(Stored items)
┄┄┄┄┄┄
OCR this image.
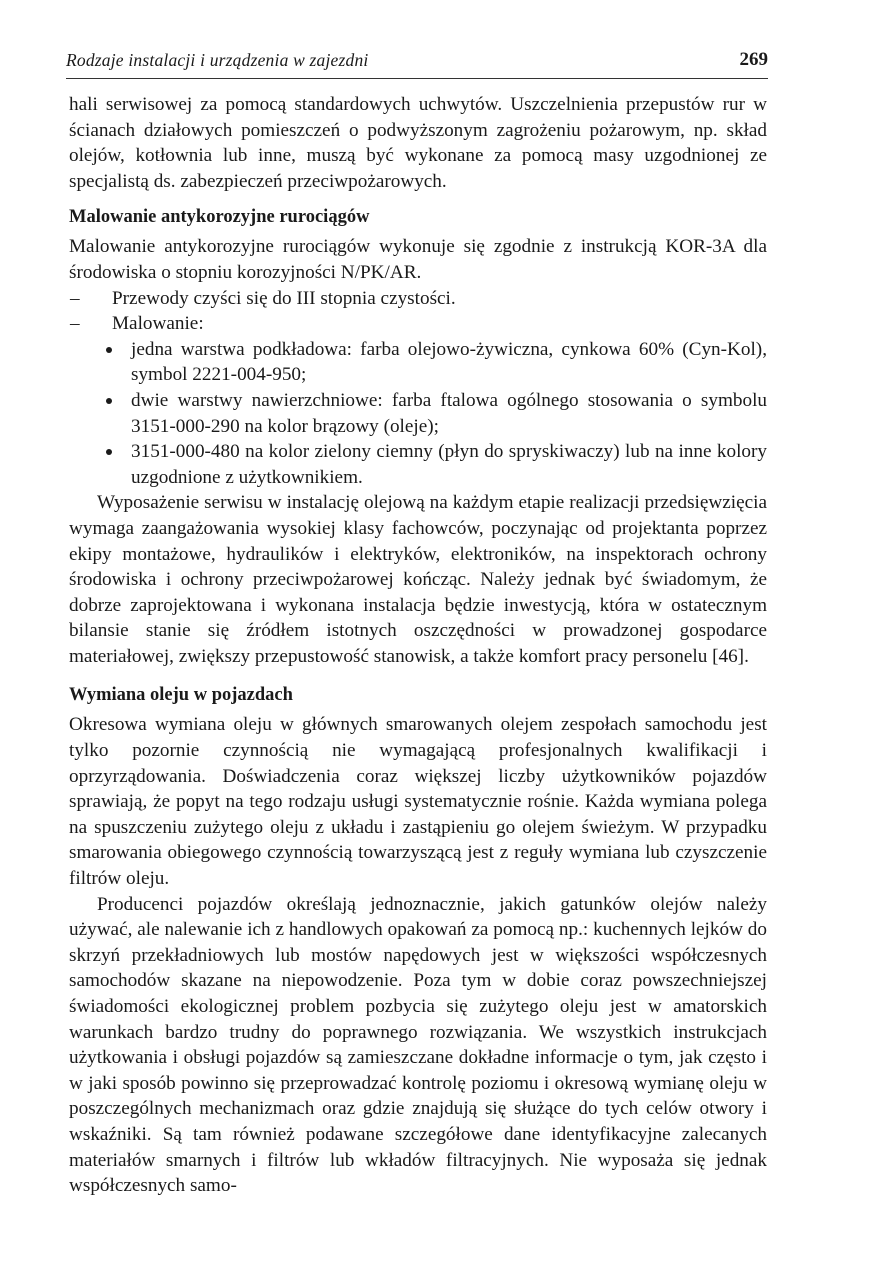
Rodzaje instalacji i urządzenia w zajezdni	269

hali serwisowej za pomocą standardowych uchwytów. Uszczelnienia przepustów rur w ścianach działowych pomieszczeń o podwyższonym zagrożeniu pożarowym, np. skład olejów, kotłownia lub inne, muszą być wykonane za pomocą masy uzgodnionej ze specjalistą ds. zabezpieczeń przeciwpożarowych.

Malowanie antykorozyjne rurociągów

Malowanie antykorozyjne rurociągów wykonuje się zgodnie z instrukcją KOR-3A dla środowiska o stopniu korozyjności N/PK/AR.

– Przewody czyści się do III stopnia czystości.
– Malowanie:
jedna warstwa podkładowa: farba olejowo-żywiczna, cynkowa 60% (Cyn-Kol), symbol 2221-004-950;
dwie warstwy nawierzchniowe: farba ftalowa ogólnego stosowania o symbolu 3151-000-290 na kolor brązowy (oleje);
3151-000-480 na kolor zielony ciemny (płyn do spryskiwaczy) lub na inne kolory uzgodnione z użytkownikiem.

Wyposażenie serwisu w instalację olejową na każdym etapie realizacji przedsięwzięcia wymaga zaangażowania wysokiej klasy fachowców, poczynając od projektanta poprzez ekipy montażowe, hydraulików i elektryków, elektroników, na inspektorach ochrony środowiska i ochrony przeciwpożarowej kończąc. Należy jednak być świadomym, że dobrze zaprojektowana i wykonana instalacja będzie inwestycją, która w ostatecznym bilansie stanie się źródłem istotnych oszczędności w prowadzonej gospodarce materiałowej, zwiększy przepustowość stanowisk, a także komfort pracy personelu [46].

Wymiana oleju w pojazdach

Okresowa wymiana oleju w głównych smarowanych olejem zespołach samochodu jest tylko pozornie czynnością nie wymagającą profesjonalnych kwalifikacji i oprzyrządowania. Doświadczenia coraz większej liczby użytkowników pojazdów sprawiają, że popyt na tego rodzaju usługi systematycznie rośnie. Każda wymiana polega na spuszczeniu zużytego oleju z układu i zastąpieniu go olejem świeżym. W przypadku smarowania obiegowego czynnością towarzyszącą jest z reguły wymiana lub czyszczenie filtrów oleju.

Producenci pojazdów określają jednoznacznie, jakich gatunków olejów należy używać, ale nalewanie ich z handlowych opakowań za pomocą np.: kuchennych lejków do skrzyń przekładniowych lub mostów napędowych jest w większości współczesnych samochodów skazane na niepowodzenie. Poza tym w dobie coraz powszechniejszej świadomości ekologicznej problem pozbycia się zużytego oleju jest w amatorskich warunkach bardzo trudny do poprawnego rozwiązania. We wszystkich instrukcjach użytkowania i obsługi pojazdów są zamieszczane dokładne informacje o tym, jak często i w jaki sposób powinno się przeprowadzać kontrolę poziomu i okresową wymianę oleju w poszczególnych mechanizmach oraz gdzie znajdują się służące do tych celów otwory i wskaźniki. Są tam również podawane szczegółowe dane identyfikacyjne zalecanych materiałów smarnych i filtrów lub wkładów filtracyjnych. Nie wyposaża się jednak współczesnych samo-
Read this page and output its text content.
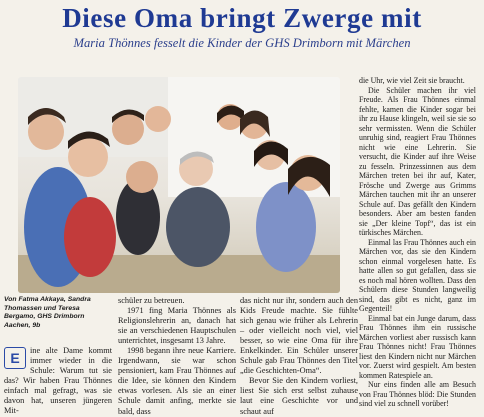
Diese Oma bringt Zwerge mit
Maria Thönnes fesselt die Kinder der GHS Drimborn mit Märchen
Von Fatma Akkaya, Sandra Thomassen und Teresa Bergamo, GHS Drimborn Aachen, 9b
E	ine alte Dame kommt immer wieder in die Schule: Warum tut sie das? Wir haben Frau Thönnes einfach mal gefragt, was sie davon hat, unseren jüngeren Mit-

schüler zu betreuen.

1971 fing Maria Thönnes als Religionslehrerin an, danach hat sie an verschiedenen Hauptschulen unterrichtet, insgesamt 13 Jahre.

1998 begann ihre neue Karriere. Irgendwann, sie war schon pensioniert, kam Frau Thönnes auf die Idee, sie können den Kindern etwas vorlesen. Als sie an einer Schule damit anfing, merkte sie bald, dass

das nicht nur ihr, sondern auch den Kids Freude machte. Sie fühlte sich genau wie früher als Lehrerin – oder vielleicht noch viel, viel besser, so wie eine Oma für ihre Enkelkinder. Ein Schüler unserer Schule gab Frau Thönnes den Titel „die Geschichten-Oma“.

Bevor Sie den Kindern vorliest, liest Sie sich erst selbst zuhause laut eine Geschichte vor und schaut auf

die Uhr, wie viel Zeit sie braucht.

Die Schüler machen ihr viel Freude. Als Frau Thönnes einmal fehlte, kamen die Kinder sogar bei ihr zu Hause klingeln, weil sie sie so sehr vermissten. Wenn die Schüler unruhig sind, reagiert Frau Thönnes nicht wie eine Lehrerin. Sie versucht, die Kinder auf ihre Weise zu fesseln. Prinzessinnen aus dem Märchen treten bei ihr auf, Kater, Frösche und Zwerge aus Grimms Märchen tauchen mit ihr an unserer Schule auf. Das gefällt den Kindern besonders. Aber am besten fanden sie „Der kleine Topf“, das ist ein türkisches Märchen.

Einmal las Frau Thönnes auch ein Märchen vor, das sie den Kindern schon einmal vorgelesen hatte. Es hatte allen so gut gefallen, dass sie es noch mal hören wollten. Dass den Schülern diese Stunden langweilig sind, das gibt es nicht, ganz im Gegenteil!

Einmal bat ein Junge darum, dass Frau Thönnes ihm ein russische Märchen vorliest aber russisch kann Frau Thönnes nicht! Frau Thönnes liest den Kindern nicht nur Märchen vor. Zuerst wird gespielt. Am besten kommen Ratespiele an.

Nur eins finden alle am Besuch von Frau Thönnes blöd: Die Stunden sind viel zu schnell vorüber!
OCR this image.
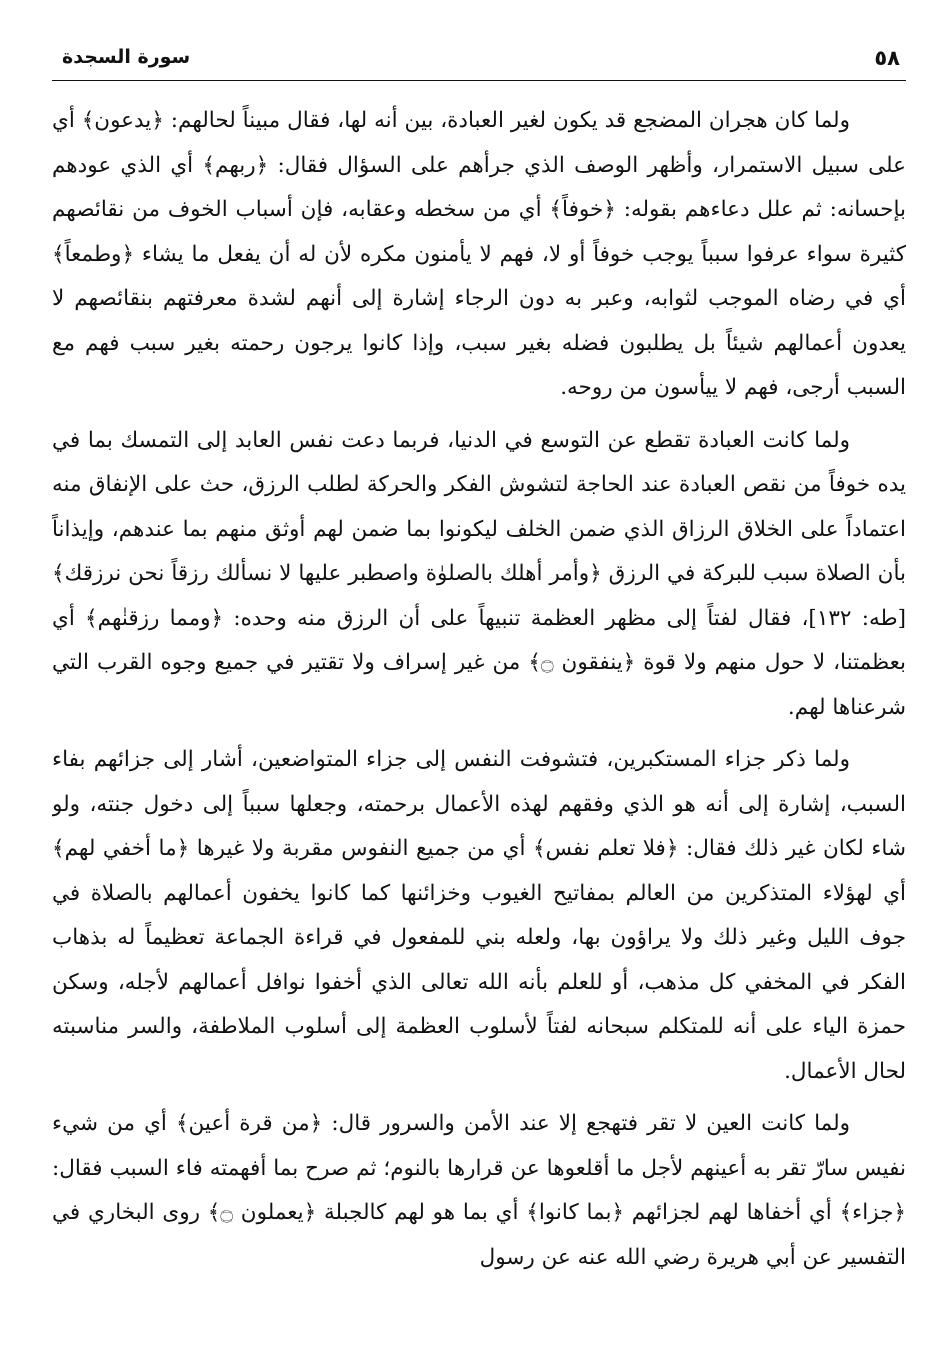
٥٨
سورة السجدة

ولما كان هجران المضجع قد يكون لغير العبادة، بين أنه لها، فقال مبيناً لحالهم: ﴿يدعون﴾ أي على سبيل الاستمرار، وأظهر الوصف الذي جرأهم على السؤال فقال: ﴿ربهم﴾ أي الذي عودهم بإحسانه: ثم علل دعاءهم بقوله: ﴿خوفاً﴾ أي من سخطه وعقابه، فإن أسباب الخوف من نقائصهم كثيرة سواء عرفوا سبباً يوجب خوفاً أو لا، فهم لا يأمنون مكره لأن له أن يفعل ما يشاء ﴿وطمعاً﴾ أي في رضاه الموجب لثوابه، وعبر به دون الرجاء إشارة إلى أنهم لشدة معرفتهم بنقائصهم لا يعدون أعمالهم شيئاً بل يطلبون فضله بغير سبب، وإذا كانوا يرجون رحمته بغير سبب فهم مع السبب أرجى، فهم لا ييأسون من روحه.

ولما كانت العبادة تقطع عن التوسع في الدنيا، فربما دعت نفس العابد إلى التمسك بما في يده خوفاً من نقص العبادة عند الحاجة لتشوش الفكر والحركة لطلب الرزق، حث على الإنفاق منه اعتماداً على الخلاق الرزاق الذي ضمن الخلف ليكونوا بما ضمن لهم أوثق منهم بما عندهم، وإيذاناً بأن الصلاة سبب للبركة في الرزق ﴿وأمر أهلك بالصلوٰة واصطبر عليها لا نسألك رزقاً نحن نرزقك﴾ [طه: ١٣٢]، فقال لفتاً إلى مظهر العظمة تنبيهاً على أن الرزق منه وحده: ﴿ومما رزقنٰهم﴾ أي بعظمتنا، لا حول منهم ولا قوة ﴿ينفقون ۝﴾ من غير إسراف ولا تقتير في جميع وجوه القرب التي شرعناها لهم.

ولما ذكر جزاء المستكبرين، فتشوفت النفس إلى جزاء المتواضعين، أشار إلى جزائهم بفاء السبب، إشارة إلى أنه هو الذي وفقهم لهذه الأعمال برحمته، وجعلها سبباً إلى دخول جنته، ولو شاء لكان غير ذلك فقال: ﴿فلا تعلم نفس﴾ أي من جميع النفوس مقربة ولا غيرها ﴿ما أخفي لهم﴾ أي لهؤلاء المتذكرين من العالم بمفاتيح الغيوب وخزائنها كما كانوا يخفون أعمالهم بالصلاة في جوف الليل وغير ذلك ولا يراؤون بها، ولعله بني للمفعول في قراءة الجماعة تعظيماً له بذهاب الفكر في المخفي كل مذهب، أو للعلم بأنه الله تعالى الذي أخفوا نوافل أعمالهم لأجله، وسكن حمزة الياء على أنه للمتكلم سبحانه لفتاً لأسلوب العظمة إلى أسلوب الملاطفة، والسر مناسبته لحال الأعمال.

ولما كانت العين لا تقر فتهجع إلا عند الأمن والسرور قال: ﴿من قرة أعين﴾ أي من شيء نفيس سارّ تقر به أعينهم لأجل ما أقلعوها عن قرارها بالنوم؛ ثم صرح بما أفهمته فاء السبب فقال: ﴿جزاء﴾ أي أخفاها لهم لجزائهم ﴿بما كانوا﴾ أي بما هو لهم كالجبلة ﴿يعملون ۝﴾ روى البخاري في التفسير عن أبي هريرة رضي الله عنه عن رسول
┄┄┄┄┄┄
Show, from the listing above, each line that contains the word "kolor".

Written solution
dwie warstwy nawierzchniowe: farba ftalowa ogólnego stosowania o symbolu 3151-000-290 na kolor brązowy (oleje);
3151-000-480 na kolor zielony ciemny (płyn do spryskiwaczy) lub na inne kolory uzgodnione z użytkownikiem.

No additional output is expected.